**WHAT NEEDS TO BE DONE:** Pull out every line below containing the word "attualmente".

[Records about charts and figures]
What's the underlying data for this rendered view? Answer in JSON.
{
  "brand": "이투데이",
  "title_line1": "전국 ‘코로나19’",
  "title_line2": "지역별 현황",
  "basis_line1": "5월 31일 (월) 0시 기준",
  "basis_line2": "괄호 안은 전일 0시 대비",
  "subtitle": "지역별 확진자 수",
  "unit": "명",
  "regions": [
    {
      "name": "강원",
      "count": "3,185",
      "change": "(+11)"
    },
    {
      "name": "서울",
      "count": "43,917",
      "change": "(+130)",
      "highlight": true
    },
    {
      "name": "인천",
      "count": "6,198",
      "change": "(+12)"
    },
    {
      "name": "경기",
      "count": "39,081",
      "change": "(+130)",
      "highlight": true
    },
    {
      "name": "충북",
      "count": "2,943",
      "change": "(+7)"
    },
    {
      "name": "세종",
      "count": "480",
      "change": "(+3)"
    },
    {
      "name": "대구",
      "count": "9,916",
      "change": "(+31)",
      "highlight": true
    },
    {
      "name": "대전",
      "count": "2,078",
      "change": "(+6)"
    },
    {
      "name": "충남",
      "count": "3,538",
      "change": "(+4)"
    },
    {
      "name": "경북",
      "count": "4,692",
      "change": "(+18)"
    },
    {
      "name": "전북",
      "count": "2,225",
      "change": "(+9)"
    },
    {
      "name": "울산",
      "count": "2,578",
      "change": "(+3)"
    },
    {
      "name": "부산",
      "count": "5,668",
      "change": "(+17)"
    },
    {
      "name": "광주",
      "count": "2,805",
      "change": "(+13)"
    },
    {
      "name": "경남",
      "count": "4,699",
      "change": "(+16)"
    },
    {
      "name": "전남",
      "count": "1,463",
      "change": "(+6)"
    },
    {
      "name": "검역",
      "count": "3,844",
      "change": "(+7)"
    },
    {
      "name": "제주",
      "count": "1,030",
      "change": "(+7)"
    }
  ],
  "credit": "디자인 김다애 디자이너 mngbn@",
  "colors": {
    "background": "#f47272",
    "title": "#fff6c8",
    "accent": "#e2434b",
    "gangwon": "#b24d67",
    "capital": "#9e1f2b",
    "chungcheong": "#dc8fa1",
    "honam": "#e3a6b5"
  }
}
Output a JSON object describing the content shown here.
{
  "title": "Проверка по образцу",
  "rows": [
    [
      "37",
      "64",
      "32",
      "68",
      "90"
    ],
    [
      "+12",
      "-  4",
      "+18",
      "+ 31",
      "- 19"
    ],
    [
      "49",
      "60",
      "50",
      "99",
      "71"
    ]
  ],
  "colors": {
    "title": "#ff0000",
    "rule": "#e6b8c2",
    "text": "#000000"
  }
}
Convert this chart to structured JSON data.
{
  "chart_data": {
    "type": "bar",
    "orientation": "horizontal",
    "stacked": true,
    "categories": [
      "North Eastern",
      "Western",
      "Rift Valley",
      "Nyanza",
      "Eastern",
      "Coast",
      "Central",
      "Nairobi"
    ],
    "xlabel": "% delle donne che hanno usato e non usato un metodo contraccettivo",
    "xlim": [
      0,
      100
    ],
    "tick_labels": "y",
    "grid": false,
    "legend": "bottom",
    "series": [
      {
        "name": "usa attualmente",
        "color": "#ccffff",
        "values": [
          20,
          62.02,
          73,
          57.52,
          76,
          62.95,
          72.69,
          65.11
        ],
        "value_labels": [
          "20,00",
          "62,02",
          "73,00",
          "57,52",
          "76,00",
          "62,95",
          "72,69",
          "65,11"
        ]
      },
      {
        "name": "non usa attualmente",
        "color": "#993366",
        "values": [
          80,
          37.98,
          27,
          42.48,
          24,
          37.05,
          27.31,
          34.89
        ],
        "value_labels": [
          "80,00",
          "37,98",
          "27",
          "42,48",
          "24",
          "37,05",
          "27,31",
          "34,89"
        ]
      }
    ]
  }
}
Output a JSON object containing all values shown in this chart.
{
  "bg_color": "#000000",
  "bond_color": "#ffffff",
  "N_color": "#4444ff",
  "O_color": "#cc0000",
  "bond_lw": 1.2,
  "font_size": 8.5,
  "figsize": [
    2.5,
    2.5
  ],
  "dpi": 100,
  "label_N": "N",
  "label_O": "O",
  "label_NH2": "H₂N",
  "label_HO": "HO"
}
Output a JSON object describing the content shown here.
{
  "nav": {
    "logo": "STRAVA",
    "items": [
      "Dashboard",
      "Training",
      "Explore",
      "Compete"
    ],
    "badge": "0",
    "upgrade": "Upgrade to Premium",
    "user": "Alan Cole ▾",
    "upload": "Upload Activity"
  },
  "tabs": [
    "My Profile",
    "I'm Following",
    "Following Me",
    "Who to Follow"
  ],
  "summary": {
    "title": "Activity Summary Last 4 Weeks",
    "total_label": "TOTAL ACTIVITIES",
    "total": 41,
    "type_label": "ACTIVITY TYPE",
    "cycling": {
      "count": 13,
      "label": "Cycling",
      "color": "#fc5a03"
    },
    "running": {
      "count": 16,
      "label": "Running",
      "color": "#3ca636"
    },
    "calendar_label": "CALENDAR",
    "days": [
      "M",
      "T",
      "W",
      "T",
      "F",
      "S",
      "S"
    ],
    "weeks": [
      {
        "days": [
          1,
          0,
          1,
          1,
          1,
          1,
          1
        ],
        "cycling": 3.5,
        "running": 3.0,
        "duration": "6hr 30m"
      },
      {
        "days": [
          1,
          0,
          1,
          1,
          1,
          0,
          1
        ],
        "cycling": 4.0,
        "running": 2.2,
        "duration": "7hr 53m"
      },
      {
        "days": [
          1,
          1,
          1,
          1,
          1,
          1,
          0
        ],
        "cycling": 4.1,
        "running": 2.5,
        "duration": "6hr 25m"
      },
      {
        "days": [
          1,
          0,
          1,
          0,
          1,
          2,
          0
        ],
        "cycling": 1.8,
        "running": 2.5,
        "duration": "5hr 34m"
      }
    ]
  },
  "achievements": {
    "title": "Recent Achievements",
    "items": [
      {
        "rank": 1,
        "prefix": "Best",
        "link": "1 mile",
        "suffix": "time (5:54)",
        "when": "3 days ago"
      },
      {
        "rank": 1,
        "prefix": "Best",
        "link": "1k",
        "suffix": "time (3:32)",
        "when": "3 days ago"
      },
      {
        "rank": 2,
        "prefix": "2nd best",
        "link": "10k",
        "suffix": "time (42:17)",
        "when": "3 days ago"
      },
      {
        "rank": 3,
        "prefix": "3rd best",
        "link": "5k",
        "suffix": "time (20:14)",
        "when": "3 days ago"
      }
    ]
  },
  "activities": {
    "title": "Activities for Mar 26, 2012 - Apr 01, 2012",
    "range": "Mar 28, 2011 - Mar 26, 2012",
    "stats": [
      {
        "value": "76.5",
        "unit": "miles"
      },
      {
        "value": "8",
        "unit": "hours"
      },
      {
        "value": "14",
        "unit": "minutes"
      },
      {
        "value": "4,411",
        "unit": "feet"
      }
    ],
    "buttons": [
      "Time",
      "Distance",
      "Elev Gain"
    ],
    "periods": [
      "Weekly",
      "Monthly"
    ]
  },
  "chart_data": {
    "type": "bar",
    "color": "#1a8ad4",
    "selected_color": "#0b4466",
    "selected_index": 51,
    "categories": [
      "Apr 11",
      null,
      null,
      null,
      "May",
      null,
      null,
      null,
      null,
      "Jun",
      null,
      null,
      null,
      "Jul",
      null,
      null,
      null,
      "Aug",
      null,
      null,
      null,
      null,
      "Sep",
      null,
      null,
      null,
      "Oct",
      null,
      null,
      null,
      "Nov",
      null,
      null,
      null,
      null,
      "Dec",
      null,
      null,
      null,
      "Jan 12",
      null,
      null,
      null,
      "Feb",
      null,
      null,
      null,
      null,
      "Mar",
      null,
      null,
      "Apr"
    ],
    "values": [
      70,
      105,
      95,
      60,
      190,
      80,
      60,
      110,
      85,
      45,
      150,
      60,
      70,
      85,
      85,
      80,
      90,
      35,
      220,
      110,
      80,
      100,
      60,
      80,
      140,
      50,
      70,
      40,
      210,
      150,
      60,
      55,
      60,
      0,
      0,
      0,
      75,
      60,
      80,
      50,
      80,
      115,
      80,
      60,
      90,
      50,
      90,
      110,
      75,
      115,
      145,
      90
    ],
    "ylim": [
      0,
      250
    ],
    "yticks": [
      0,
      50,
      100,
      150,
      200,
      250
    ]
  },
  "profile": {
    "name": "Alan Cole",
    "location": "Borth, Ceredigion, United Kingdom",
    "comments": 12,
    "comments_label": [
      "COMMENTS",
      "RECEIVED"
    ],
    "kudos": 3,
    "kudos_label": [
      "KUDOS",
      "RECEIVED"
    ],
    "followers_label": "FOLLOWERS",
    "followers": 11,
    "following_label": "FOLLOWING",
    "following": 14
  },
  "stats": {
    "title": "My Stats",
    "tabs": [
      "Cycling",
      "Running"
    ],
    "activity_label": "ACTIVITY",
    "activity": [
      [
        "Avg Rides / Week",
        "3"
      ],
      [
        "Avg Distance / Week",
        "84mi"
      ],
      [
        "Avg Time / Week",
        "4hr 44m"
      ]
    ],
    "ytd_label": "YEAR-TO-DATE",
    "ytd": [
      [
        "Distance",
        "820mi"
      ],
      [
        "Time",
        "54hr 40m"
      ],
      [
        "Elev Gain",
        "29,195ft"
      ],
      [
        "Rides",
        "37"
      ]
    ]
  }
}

**ANSWER TO THE PROBLEM:**
        "name": "usa attualmente",
        "name": "non usa attualmente",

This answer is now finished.